— Input rows —
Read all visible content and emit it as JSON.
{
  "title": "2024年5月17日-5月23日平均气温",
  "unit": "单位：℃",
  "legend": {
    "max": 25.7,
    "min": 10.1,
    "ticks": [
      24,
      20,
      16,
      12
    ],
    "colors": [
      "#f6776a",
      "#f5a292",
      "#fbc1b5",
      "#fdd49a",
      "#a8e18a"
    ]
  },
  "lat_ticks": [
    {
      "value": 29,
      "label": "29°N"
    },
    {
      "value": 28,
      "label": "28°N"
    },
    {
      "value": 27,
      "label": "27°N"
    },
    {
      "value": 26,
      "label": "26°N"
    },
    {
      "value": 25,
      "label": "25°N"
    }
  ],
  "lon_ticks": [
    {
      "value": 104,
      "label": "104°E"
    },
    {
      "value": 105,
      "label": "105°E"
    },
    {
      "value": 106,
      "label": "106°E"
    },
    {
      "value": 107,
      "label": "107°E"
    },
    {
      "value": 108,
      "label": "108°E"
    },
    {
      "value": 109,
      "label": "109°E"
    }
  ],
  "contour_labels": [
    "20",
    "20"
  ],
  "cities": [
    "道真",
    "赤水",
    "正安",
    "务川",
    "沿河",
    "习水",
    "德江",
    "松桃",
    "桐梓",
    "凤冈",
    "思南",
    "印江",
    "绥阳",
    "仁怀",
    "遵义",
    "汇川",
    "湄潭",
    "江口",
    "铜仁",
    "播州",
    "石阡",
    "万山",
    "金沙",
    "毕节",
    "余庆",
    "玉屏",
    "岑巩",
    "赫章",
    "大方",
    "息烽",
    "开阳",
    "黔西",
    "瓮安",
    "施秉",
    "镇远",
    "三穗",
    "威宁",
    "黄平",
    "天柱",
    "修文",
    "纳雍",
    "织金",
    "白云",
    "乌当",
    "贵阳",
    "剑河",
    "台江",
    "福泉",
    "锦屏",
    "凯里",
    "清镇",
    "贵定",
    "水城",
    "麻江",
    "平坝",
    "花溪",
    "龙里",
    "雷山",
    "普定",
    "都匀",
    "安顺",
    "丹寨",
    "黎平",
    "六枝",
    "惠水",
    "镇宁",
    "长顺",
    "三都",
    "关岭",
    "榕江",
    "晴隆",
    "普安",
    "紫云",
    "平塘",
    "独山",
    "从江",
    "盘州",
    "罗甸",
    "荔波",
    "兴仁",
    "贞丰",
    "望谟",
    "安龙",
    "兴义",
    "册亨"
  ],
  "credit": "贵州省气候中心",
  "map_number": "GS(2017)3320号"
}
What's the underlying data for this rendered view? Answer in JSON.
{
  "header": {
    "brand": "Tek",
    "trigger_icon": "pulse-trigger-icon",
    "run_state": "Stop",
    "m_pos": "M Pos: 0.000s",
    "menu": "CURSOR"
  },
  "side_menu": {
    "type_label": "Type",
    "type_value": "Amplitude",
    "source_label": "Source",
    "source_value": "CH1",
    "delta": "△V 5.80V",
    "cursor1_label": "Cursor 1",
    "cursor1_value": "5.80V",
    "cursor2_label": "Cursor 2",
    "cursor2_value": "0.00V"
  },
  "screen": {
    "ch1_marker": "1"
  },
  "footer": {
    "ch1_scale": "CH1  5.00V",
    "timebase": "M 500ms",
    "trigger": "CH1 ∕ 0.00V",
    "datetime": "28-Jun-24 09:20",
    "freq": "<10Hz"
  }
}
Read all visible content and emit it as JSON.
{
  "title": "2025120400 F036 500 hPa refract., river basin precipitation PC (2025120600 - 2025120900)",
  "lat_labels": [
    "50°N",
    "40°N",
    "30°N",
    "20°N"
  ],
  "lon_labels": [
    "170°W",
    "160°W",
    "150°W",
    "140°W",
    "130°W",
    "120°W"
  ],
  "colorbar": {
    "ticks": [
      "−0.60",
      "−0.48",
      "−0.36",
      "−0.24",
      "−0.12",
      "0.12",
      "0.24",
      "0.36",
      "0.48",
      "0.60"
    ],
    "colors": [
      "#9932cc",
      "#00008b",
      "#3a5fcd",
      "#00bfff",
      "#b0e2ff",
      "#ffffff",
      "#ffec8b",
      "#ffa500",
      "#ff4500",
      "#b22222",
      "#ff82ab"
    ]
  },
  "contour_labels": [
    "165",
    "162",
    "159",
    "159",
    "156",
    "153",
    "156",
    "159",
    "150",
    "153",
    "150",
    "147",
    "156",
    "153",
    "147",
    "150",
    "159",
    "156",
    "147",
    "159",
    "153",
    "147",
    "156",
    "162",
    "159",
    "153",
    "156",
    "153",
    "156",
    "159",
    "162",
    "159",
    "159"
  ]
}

— Aim —
Return every line in the listing that contains the word "trigger".

— Solution to the exercise —
    "trigger_icon": "pulse-trigger-icon",
    "trigger": "CH1 ∕ 0.00V",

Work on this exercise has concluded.